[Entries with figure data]
★ ★ ★ ★

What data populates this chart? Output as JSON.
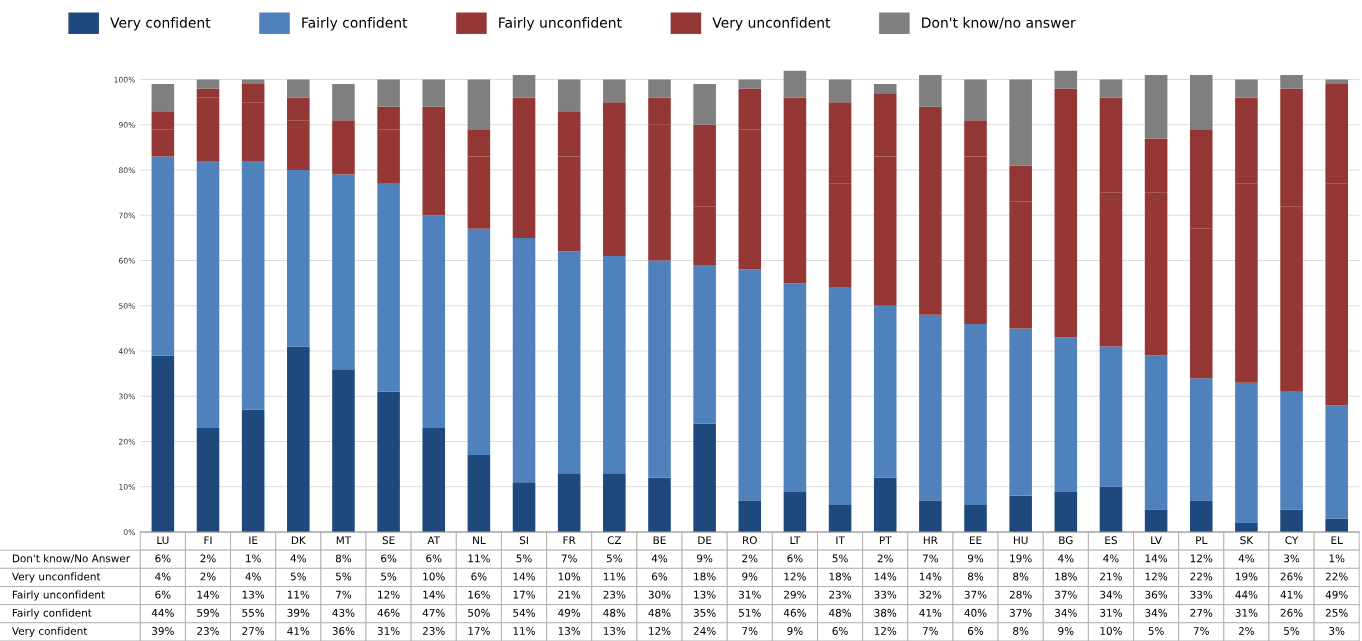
{
  "chart_data": {
    "type": "bar",
    "stacked": true,
    "categories": [
      "LU",
      "FI",
      "IE",
      "DK",
      "MT",
      "SE",
      "AT",
      "NL",
      "SI",
      "FR",
      "CZ",
      "BE",
      "DE",
      "RO",
      "LT",
      "IT",
      "PT",
      "HR",
      "EE",
      "HU",
      "BG",
      "ES",
      "LV",
      "PL",
      "SK",
      "CY",
      "EL"
    ],
    "series": [
      {
        "name": "Very confident",
        "color": "#1f497d",
        "values": [
          39,
          23,
          27,
          41,
          36,
          31,
          23,
          17,
          11,
          13,
          13,
          12,
          24,
          7,
          9,
          6,
          12,
          7,
          6,
          8,
          9,
          10,
          5,
          7,
          2,
          5,
          3
        ],
        "value_labels": [
          "39%",
          "23%",
          "27%",
          "41%",
          "36%",
          "31%",
          "23%",
          "17%",
          "11%",
          "13%",
          "13%",
          "12%",
          "24%",
          "7%",
          "9%",
          "6%",
          "12%",
          "7%",
          "6%",
          "8%",
          "9%",
          "10%",
          "5%",
          "7%",
          "2%",
          "5%",
          "3%"
        ]
      },
      {
        "name": "Fairly confident",
        "color": "#4f81bd",
        "values": [
          44,
          59,
          55,
          39,
          43,
          46,
          47,
          50,
          54,
          49,
          48,
          48,
          35,
          51,
          46,
          48,
          38,
          41,
          40,
          37,
          34,
          31,
          34,
          27,
          31,
          26,
          25
        ],
        "value_labels": [
          "44%",
          "59%",
          "55%",
          "39%",
          "43%",
          "46%",
          "47%",
          "50%",
          "54%",
          "49%",
          "48%",
          "48%",
          "35%",
          "51%",
          "46%",
          "48%",
          "38%",
          "41%",
          "40%",
          "37%",
          "34%",
          "31%",
          "34%",
          "27%",
          "31%",
          "26%",
          "25%"
        ]
      },
      {
        "name": "Fairly unconfident",
        "color": "#953735",
        "values": [
          6,
          14,
          13,
          11,
          7,
          12,
          14,
          16,
          17,
          21,
          23,
          30,
          13,
          31,
          29,
          23,
          33,
          32,
          37,
          28,
          37,
          34,
          36,
          33,
          44,
          41,
          49
        ],
        "value_labels": [
          "6%",
          "14%",
          "13%",
          "11%",
          "7%",
          "12%",
          "14%",
          "16%",
          "17%",
          "21%",
          "23%",
          "30%",
          "13%",
          "31%",
          "29%",
          "23%",
          "33%",
          "32%",
          "37%",
          "28%",
          "37%",
          "34%",
          "36%",
          "33%",
          "44%",
          "41%",
          "49%"
        ]
      },
      {
        "name": "Very unconfident",
        "color": "#943634",
        "values": [
          4,
          2,
          4,
          5,
          5,
          5,
          10,
          6,
          14,
          10,
          11,
          6,
          18,
          9,
          12,
          18,
          14,
          14,
          8,
          8,
          18,
          21,
          12,
          22,
          19,
          26,
          22
        ],
        "value_labels": [
          "4%",
          "2%",
          "4%",
          "5%",
          "5%",
          "5%",
          "10%",
          "6%",
          "14%",
          "10%",
          "11%",
          "6%",
          "18%",
          "9%",
          "12%",
          "18%",
          "14%",
          "14%",
          "8%",
          "8%",
          "18%",
          "21%",
          "12%",
          "22%",
          "19%",
          "26%",
          "22%"
        ]
      },
      {
        "name": "Don't know/no answer",
        "color": "#7f7f7f",
        "values": [
          6,
          2,
          1,
          4,
          8,
          6,
          6,
          11,
          5,
          7,
          5,
          4,
          9,
          2,
          6,
          5,
          2,
          7,
          9,
          19,
          4,
          4,
          14,
          12,
          4,
          3,
          1
        ],
        "value_labels": [
          "6%",
          "2%",
          "1%",
          "4%",
          "8%",
          "6%",
          "6%",
          "11%",
          "5%",
          "7%",
          "5%",
          "4%",
          "9%",
          "2%",
          "6%",
          "5%",
          "2%",
          "7%",
          "9%",
          "19%",
          "4%",
          "4%",
          "14%",
          "12%",
          "4%",
          "3%",
          "1%"
        ]
      }
    ],
    "annotations": [
      "Don't know/No Answer",
      "Very unconfident",
      "Fairly unconfident",
      "Fairly confident",
      "Very confident"
    ],
    "ylim": [
      0,
      102
    ],
    "yticks": [
      {
        "value": 0,
        "label": "0%"
      },
      {
        "value": 10,
        "label": "10%"
      },
      {
        "value": 20,
        "label": "20%"
      },
      {
        "value": 30,
        "label": "30%"
      },
      {
        "value": 40,
        "label": "40%"
      },
      {
        "value": 50,
        "label": "50%"
      },
      {
        "value": 60,
        "label": "60%"
      },
      {
        "value": 70,
        "label": "70%"
      },
      {
        "value": 80,
        "label": "80%"
      },
      {
        "value": 90,
        "label": "90%"
      },
      {
        "value": 100,
        "label": "100%"
      }
    ],
    "grid": "y",
    "legend": "top"
  }
}
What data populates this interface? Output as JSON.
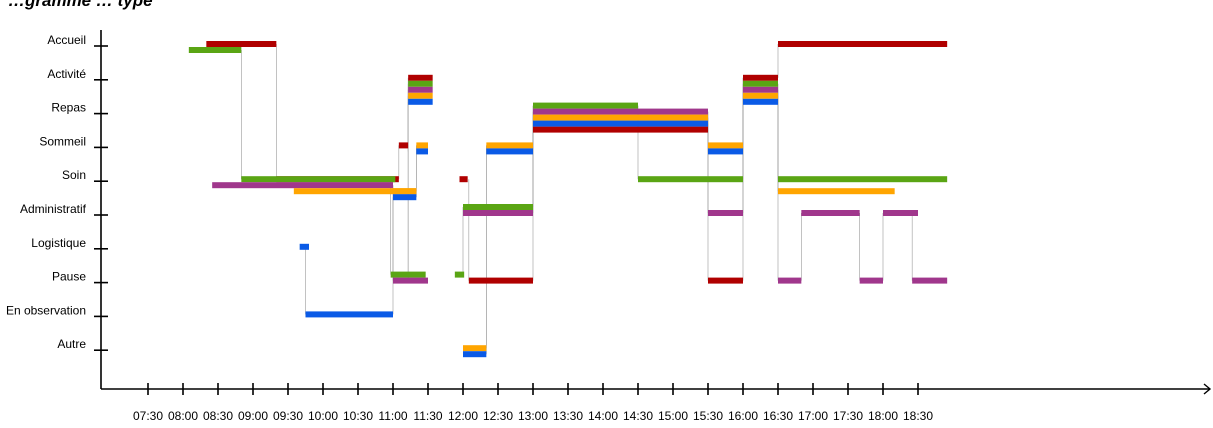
{
  "chart_data": {
    "type": "timeline",
    "title": "…gramme … type",
    "x_ticks": [
      "07:30",
      "08:00",
      "08:30",
      "09:00",
      "09:30",
      "10:00",
      "10:30",
      "11:00",
      "11:30",
      "12:00",
      "12:30",
      "13:00",
      "13:30",
      "14:00",
      "14:30",
      "15:00",
      "15:30",
      "16:00",
      "16:30",
      "17:00",
      "17:30",
      "18:00",
      "18:30"
    ],
    "x_range": [
      "07:10",
      "18:55"
    ],
    "categories": [
      "Accueil",
      "Activité",
      "Repas",
      "Sommeil",
      "Soin",
      "Administratif",
      "Logistique",
      "Pause",
      "En observation",
      "Autre"
    ],
    "grid": false,
    "series": [
      {
        "color": "#b00000",
        "segments": [
          {
            "start": "08:20",
            "end": "09:20",
            "category": "Accueil",
            "offset": 0
          },
          {
            "start": "09:20",
            "end": "11:05",
            "category": "Soin",
            "offset": 0
          },
          {
            "start": "11:05",
            "end": "11:13",
            "category": "Sommeil",
            "offset": 0
          },
          {
            "start": "11:13",
            "end": "11:34",
            "category": "Activité",
            "offset": 0
          },
          {
            "start": "11:57",
            "end": "12:04",
            "category": "Soin",
            "offset": 0
          },
          {
            "start": "12:05",
            "end": "13:00",
            "category": "Pause",
            "offset": 0
          },
          {
            "start": "13:00",
            "end": "15:30",
            "category": "Repas",
            "offset": 3
          },
          {
            "start": "15:30",
            "end": "16:00",
            "category": "Pause",
            "offset": 0
          },
          {
            "start": "16:00",
            "end": "16:30",
            "category": "Activité",
            "offset": 0
          },
          {
            "start": "16:30",
            "end": "18:55",
            "category": "Accueil",
            "offset": 0
          }
        ]
      },
      {
        "color": "#5aa514",
        "segments": [
          {
            "start": "08:05",
            "end": "08:50",
            "category": "Accueil",
            "offset": 1
          },
          {
            "start": "08:50",
            "end": "11:02",
            "category": "Soin",
            "offset": 0
          },
          {
            "start": "10:58",
            "end": "11:28",
            "category": "Pause",
            "offset": -1
          },
          {
            "start": "11:13",
            "end": "11:34",
            "category": "Activité",
            "offset": 1
          },
          {
            "start": "11:53",
            "end": "12:01",
            "category": "Pause",
            "offset": -1
          },
          {
            "start": "12:00",
            "end": "13:00",
            "category": "Administratif",
            "offset": -1
          },
          {
            "start": "13:00",
            "end": "14:30",
            "category": "Repas",
            "offset": -1
          },
          {
            "start": "14:30",
            "end": "16:00",
            "category": "Soin",
            "offset": 0
          },
          {
            "start": "16:00",
            "end": "16:30",
            "category": "Activité",
            "offset": 1
          },
          {
            "start": "16:30",
            "end": "18:55",
            "category": "Soin",
            "offset": 0
          }
        ]
      },
      {
        "color": "#a0378c",
        "segments": [
          {
            "start": "08:25",
            "end": "11:00",
            "category": "Soin",
            "offset": 1
          },
          {
            "start": "11:00",
            "end": "11:30",
            "category": "Pause",
            "offset": 0
          },
          {
            "start": "11:13",
            "end": "11:34",
            "category": "Activité",
            "offset": 2
          },
          {
            "start": "12:00",
            "end": "13:00",
            "category": "Administratif",
            "offset": 0
          },
          {
            "start": "13:00",
            "end": "15:30",
            "category": "Repas",
            "offset": 0
          },
          {
            "start": "15:30",
            "end": "16:00",
            "category": "Administratif",
            "offset": 0
          },
          {
            "start": "16:00",
            "end": "16:30",
            "category": "Activité",
            "offset": 2
          },
          {
            "start": "16:30",
            "end": "16:50",
            "category": "Pause",
            "offset": 0
          },
          {
            "start": "16:50",
            "end": "17:40",
            "category": "Administratif",
            "offset": 0
          },
          {
            "start": "17:40",
            "end": "18:00",
            "category": "Pause",
            "offset": 0
          },
          {
            "start": "18:00",
            "end": "18:30",
            "category": "Administratif",
            "offset": 0
          },
          {
            "start": "18:25",
            "end": "18:55",
            "category": "Pause",
            "offset": 0
          }
        ]
      },
      {
        "color": "#ffa500",
        "segments": [
          {
            "start": "09:35",
            "end": "11:20",
            "category": "Soin",
            "offset": 2
          },
          {
            "start": "11:00",
            "end": "11:20",
            "category": "Soin",
            "offset": 2
          },
          {
            "start": "11:20",
            "end": "11:30",
            "category": "Sommeil",
            "offset": 0
          },
          {
            "start": "11:13",
            "end": "11:34",
            "category": "Activité",
            "offset": 3
          },
          {
            "start": "12:00",
            "end": "12:20",
            "category": "Autre",
            "offset": 0
          },
          {
            "start": "12:20",
            "end": "13:00",
            "category": "Sommeil",
            "offset": 0
          },
          {
            "start": "13:00",
            "end": "15:30",
            "category": "Repas",
            "offset": 1
          },
          {
            "start": "15:30",
            "end": "16:00",
            "category": "Sommeil",
            "offset": 0
          },
          {
            "start": "16:00",
            "end": "16:30",
            "category": "Activité",
            "offset": 3
          },
          {
            "start": "16:30",
            "end": "18:10",
            "category": "Soin",
            "offset": 2
          }
        ]
      },
      {
        "color": "#0a5ae6",
        "segments": [
          {
            "start": "09:40",
            "end": "09:48",
            "category": "Logistique",
            "offset": 0
          },
          {
            "start": "09:45",
            "end": "11:00",
            "category": "En observation",
            "offset": 0
          },
          {
            "start": "11:00",
            "end": "11:20",
            "category": "Soin",
            "offset": 3
          },
          {
            "start": "11:20",
            "end": "11:30",
            "category": "Sommeil",
            "offset": 1
          },
          {
            "start": "11:13",
            "end": "11:34",
            "category": "Activité",
            "offset": 4
          },
          {
            "start": "12:00",
            "end": "12:20",
            "category": "Autre",
            "offset": 1
          },
          {
            "start": "12:20",
            "end": "13:00",
            "category": "Sommeil",
            "offset": 1
          },
          {
            "start": "13:00",
            "end": "15:30",
            "category": "Repas",
            "offset": 2
          },
          {
            "start": "15:30",
            "end": "16:00",
            "category": "Sommeil",
            "offset": 1
          },
          {
            "start": "16:00",
            "end": "16:30",
            "category": "Activité",
            "offset": 4
          }
        ]
      }
    ]
  }
}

★ ★ ★ ★

(Problem to solve): Identify every line above with the string "JSON" in it. Copy those lines.

(Exercise solution):
What data populates this chart? Output as JSON.
What data populates this interface? Output as JSON.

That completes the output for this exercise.